=== Records from a dataset ===
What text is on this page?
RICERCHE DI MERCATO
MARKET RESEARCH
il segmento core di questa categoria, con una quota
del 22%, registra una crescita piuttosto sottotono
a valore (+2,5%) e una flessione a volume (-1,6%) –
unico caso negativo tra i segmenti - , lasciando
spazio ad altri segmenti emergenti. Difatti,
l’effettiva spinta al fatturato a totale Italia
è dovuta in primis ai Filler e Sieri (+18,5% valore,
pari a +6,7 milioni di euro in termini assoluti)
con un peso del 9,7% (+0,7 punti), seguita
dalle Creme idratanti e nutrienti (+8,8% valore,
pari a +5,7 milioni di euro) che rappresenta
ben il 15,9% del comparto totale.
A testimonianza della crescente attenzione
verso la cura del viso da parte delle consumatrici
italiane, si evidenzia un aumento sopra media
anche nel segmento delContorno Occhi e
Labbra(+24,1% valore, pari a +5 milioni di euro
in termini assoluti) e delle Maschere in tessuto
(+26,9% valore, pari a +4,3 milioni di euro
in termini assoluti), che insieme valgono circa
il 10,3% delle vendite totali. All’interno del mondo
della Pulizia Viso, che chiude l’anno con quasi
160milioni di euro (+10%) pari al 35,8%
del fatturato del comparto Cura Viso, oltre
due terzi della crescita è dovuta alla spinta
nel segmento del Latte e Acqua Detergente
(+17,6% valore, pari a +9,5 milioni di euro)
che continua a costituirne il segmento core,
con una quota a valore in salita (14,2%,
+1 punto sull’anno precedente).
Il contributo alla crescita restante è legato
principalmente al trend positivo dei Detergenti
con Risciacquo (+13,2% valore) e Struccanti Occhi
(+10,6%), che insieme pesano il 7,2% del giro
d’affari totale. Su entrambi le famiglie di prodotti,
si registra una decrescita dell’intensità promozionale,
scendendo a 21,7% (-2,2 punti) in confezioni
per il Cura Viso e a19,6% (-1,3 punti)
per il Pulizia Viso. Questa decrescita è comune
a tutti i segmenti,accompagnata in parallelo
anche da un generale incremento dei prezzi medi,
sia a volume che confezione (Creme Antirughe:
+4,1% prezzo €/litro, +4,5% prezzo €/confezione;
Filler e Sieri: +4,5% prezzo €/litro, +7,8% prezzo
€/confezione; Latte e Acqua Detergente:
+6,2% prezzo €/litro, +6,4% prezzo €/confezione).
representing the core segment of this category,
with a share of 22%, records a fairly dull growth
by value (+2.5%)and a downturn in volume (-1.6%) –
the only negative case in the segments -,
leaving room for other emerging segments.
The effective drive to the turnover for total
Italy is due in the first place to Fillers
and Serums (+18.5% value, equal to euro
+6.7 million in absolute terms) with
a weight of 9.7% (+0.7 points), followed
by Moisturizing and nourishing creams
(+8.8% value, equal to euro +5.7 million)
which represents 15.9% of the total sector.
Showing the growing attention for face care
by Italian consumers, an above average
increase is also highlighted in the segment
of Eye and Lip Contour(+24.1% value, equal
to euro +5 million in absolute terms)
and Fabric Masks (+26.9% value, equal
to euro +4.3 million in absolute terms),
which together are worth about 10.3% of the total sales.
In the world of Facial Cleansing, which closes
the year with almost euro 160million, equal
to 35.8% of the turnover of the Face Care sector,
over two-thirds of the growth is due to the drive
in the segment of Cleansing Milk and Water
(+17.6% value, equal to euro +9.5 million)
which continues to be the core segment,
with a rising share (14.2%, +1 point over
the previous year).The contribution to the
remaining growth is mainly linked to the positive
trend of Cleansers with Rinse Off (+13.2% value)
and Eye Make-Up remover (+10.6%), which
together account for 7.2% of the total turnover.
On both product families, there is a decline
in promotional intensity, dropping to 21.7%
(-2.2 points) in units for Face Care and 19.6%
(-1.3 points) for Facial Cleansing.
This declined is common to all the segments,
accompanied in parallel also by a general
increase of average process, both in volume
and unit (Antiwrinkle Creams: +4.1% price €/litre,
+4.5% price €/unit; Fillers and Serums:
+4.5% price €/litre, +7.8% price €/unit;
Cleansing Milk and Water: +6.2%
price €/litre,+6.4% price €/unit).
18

=== TASK TO COMPLETE ===
The string "litre" may appear in lines of the listing above; tally those lines and give the number only.

=== THE ANSWER ===
3